** begin **

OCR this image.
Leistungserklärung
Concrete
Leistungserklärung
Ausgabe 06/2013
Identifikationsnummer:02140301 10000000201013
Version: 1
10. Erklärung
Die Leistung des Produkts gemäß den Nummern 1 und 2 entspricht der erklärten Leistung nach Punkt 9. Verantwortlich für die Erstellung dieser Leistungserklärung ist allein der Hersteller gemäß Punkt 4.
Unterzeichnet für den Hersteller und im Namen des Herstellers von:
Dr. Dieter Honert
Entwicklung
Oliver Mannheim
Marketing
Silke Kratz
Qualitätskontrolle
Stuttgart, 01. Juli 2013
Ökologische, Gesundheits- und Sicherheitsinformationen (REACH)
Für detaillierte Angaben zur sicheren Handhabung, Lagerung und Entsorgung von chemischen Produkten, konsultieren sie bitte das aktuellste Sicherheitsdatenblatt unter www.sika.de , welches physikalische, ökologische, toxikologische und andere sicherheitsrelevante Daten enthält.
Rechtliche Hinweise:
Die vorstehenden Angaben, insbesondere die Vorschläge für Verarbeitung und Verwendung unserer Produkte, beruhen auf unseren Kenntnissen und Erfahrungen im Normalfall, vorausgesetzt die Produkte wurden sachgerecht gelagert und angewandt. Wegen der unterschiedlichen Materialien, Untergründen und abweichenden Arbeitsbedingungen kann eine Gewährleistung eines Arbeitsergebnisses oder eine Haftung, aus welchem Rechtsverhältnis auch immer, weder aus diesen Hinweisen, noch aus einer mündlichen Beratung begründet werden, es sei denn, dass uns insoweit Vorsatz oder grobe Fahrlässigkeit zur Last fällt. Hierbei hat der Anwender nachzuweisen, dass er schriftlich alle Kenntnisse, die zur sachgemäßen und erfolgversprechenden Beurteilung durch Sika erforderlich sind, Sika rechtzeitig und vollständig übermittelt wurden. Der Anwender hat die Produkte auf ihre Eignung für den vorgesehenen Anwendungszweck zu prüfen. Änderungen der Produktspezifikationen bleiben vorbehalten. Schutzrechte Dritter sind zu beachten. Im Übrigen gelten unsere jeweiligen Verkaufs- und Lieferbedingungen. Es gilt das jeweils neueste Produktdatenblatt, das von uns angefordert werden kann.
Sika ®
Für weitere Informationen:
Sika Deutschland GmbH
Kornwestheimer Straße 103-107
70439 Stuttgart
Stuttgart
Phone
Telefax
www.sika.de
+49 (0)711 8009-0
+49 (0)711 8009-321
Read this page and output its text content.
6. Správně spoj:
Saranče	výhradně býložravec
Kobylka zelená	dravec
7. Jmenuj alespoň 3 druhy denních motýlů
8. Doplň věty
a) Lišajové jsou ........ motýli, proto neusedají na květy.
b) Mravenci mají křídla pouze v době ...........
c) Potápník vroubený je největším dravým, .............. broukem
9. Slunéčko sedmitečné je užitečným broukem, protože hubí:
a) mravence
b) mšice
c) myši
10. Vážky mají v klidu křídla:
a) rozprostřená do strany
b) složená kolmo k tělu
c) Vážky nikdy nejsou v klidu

** end **
** begin **

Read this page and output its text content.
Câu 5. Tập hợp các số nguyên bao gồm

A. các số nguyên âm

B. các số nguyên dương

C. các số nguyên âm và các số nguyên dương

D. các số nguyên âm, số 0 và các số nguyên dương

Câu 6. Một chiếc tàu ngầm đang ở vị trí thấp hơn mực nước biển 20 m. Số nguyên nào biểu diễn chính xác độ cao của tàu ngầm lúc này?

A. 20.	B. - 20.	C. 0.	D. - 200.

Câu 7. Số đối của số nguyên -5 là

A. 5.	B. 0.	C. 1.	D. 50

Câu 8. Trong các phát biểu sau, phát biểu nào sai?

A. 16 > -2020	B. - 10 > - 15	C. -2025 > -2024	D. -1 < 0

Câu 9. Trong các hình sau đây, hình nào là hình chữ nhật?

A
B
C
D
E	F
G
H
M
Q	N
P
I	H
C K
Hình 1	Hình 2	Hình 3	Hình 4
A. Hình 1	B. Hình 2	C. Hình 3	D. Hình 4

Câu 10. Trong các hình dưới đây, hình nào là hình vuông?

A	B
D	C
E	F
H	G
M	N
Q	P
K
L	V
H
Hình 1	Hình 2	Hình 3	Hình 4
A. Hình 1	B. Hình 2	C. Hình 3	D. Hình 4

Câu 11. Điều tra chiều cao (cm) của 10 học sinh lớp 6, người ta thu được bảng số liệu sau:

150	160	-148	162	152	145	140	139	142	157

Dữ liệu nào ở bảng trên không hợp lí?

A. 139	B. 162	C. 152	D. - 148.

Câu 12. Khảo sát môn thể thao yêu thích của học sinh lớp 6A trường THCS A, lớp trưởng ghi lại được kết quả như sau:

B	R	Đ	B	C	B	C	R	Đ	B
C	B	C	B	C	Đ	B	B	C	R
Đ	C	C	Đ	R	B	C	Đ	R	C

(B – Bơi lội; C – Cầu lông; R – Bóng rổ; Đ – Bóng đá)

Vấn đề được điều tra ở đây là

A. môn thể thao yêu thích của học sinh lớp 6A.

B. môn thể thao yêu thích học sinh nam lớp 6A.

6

** end **

From the records above, pull out each line that has "được".

### [Task answer]
Câu 11. Điều tra chiều cao (cm) của 10 học sinh lớp 6, người ta thu được bảng số liệu sau:
Câu 12. Khảo sát môn thể thao yêu thích của học sinh lớp 6A trường THCS A, lớp trưởng ghi lại được kết quả như sau:
Vấn đề được điều tra ở đây là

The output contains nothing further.